_Page extract_
==============================
The present article does not help with the underlying issue of what is “clinically important” hypoglycemia (and is not intended to) (2), except insofar as supporting symptomatic/severe hypoglycemia as an adequate measure compared with the addition of self-measured asymptomatic episodes. That is likely to change with increasing use of CGM. While the DEVOTE and CAROLINA studies both failed to show any reduction in cardiovascular events when hypoglycemia event rate is reduced (11,12), levels of 3.0 mmol/L (54 mg/dL) are also important with regard to reduced hypoglycemia awareness, with asymptomatic cognitive impairment, defective counterregulation, and increased risk of severe hypoglycemia (1).
==============================
_Extracted material_

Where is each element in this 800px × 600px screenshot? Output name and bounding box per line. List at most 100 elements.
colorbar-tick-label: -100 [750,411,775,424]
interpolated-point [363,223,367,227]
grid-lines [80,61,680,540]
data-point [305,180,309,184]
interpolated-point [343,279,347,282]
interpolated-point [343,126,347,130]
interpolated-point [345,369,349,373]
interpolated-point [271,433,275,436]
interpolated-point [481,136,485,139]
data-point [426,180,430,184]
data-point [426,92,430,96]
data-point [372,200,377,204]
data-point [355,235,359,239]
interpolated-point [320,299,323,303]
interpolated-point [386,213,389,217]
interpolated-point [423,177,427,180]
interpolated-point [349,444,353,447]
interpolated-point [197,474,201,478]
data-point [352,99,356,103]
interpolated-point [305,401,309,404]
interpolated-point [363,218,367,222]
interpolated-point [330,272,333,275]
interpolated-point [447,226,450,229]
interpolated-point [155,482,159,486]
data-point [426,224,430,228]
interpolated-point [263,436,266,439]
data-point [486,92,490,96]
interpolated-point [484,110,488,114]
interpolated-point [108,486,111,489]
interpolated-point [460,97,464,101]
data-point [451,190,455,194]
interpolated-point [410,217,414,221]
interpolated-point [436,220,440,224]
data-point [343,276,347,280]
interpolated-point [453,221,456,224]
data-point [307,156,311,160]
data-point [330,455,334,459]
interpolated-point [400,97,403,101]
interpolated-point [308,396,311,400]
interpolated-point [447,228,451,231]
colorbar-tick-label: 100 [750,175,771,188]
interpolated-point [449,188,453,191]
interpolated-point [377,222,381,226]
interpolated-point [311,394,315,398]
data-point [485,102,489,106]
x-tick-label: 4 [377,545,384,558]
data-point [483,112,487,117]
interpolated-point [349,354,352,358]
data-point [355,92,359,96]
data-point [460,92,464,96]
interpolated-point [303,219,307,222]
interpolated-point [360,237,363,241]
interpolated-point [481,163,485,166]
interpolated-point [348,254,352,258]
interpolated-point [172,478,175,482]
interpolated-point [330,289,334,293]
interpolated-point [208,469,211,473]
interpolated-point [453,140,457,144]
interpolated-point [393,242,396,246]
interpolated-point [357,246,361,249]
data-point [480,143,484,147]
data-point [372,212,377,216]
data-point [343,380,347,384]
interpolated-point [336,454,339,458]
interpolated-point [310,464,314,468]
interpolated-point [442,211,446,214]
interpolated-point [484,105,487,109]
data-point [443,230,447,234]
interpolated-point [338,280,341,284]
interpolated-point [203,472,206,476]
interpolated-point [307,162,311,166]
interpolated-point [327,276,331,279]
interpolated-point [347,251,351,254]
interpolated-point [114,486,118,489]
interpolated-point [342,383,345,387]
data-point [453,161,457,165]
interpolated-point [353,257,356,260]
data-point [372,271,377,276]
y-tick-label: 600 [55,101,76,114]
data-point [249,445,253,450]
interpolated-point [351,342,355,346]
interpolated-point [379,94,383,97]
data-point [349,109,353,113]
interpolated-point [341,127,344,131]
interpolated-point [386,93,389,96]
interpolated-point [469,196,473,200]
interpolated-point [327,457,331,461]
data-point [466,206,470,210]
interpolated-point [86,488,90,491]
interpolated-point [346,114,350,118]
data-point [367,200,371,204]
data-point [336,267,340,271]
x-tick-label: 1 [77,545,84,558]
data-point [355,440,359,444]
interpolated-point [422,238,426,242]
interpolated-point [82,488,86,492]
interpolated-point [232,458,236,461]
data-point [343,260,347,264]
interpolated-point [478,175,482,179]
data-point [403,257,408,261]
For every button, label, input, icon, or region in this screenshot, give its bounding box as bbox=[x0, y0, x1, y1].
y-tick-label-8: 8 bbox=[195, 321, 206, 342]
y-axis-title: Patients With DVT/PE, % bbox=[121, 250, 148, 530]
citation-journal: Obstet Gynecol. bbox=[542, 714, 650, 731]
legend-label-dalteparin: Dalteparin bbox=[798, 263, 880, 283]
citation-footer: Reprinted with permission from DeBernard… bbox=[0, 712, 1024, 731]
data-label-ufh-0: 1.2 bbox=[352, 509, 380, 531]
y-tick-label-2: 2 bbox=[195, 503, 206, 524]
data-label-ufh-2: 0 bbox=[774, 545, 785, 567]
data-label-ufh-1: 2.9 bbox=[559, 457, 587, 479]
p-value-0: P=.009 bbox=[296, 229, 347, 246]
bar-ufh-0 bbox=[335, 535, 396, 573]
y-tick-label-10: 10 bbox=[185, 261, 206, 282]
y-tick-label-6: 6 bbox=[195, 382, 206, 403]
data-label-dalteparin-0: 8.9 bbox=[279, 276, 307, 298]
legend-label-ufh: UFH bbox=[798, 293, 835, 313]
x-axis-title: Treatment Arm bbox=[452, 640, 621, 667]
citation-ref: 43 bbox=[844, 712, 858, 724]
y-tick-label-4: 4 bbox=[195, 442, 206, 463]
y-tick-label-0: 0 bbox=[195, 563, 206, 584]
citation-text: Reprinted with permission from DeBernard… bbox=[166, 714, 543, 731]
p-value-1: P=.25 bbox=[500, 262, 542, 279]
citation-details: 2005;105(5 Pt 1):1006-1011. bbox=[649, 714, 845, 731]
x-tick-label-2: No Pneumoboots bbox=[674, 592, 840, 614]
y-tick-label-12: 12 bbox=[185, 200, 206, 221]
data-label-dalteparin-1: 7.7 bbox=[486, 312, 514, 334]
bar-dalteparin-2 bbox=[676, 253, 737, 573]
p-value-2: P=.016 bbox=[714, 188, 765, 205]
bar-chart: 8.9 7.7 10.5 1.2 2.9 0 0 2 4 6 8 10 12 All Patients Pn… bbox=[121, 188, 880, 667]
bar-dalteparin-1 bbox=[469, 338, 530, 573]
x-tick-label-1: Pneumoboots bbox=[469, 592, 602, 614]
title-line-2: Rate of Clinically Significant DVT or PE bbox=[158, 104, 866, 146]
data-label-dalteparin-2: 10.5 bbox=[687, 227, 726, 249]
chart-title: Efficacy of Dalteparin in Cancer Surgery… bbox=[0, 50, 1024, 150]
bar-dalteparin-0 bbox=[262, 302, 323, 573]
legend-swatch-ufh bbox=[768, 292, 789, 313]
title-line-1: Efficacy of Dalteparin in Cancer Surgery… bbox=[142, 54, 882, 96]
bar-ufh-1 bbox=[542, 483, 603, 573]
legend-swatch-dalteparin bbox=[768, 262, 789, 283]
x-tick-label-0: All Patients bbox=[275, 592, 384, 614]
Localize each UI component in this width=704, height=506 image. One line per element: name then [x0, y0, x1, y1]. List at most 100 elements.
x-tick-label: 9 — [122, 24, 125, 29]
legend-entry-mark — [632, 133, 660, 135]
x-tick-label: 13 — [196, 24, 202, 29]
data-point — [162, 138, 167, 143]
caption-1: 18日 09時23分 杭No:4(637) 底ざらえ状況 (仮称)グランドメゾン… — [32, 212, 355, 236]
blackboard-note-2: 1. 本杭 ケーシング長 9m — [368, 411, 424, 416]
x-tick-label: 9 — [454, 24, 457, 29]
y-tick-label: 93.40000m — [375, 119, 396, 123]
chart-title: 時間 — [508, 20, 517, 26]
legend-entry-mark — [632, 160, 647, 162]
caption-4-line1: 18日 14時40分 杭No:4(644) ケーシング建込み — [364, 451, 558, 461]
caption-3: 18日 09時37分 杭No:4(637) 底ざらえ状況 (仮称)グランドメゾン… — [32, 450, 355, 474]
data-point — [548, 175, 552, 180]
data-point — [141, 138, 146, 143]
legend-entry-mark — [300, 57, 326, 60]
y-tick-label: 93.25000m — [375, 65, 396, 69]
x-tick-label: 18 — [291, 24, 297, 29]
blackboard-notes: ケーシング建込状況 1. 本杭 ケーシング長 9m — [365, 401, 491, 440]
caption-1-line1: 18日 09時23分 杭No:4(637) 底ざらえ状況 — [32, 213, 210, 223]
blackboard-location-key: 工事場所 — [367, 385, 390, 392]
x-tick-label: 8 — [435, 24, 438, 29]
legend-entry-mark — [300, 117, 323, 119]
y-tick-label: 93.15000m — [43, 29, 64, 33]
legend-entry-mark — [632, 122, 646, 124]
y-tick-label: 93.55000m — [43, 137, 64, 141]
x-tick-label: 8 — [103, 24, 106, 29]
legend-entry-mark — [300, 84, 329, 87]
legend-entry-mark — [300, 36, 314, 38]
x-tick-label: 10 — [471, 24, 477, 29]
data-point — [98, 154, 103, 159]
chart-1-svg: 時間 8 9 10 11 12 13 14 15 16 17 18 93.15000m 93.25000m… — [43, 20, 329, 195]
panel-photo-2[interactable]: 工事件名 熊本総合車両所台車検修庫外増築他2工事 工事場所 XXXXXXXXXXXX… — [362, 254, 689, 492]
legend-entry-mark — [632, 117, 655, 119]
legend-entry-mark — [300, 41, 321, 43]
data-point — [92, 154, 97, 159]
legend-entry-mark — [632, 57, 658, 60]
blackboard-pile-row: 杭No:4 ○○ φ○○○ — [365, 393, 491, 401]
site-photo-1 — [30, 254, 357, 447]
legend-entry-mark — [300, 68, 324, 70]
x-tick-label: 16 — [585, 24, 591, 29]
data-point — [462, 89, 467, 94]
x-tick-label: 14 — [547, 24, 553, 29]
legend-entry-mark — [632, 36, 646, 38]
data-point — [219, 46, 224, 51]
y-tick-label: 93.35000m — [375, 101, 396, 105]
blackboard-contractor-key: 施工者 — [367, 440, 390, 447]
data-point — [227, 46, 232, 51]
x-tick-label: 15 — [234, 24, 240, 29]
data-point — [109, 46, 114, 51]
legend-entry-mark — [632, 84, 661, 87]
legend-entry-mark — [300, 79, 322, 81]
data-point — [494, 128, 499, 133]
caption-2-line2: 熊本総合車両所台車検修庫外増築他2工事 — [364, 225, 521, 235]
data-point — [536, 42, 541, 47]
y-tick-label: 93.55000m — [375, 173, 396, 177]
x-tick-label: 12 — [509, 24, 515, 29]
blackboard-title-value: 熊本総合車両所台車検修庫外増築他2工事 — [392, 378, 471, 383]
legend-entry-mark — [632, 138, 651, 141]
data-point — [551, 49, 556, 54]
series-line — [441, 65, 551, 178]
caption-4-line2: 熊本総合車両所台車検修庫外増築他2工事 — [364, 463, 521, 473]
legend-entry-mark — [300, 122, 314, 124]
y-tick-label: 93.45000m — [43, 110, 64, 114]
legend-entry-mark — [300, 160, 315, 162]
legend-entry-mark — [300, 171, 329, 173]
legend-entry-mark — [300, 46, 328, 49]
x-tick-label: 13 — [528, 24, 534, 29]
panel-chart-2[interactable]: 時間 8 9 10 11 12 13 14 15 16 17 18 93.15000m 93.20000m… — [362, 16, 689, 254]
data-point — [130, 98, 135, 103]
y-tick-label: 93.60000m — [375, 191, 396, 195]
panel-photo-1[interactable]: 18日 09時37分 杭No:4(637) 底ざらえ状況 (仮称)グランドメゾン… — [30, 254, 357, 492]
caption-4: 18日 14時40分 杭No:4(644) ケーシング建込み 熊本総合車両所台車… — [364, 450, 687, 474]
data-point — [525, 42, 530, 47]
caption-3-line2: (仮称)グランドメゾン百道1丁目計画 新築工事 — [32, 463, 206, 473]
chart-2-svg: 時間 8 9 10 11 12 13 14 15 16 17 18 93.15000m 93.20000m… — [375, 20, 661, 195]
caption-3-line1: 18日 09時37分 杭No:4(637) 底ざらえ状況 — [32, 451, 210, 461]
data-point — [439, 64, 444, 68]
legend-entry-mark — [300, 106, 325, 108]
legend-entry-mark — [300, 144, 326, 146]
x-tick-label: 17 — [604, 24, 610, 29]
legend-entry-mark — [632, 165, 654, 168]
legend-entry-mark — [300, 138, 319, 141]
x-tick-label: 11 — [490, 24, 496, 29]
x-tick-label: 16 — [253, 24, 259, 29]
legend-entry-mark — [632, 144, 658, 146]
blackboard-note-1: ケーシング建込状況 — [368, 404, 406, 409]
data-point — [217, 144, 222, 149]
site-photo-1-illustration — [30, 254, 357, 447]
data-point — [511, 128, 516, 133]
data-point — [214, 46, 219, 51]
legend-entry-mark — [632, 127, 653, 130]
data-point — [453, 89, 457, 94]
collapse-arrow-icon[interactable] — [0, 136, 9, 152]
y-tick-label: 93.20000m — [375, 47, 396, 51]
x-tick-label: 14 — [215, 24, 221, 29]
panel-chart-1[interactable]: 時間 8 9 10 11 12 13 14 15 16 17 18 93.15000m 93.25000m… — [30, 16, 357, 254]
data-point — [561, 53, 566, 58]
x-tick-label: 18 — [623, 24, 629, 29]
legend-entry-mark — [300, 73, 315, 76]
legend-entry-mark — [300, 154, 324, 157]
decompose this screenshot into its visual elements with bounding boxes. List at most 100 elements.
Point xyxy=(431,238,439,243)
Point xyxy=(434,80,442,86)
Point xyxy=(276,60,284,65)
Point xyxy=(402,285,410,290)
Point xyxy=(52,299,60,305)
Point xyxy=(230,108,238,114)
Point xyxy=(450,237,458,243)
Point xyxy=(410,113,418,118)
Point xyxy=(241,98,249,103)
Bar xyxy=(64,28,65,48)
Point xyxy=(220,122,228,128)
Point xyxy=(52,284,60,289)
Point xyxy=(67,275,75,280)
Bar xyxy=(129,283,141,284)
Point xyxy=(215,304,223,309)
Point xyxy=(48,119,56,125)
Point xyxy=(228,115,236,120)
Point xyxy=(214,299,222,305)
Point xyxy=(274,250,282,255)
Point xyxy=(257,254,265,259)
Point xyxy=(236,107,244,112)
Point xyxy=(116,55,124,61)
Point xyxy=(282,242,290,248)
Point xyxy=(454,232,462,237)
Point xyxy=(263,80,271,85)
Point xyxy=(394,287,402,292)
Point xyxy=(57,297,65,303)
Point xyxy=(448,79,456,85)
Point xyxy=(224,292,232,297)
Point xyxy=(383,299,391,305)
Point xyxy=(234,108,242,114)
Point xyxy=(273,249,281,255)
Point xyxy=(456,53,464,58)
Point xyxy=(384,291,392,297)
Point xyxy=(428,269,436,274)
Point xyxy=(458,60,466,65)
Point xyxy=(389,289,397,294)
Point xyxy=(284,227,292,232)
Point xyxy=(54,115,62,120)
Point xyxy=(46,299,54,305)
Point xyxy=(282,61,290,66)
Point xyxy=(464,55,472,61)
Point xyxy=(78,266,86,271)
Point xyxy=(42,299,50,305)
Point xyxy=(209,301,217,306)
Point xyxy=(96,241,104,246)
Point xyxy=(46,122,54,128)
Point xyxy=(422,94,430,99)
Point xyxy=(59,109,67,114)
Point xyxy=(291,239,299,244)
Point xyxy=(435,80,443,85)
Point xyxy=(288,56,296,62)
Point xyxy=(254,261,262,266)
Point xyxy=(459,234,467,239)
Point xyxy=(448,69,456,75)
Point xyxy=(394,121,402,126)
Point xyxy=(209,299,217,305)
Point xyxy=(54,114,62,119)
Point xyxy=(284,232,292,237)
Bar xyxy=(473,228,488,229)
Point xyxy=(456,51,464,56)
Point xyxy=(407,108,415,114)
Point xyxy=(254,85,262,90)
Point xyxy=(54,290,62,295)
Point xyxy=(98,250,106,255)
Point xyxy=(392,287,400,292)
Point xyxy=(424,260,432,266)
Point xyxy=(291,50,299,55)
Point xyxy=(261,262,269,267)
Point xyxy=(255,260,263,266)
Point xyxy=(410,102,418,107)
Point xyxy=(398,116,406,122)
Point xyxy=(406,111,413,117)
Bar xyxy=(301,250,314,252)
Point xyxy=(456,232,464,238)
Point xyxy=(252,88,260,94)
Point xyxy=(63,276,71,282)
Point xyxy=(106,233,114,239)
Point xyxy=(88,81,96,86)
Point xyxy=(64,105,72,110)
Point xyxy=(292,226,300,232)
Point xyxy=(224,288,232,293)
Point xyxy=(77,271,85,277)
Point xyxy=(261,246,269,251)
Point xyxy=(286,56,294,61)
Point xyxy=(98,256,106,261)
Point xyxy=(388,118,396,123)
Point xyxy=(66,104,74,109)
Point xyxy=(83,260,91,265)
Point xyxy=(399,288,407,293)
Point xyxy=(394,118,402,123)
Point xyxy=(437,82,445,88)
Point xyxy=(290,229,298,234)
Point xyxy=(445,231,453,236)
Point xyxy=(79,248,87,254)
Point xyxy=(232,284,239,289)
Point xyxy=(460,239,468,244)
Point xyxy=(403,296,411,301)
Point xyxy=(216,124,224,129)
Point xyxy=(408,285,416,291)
==============================
_Task statement_
What comes next in the passage on measuring hypoglycemia? Continue it from its final sentence.

_Result for this exercise_
The issue of study power from the change in definition, while not found to be real in the SWITCH studies, might be further addressed by applying the approach used by Heller et al. (analysis by 0.1 mmol/L intervals from 3.9 down to 2.5 mmol/L) in other studies, most obviously other published insulin RCTs including other studies on insulin degludec and insulin glargine 300 units/mL. Indeed, data might be available from insulin studies going back a couple of decades. But, as noted above, the advent of valid CGM is changing the approach used in RCTs (6), and the emphasis then becomes asymptomatic hypoglycemia, albeit at the same “clinically significant” level. Because CGM detects more hypoglycemia than intermittent self-measurement of plasma glucose, the issue of statistical power is more easily addressed, and data collection is more objective. Current CGM metrics often use time in range of 3.9–10.0 mmol/L (40–180 mg/dL), but analysis at additional levels (time below 3.0 mmol/L, events as defined above) is computationally easy. Methodological traps related to validity of measurements with CGM at lower levels, and statistical analysis of repeated measures, require careful attention with this technology.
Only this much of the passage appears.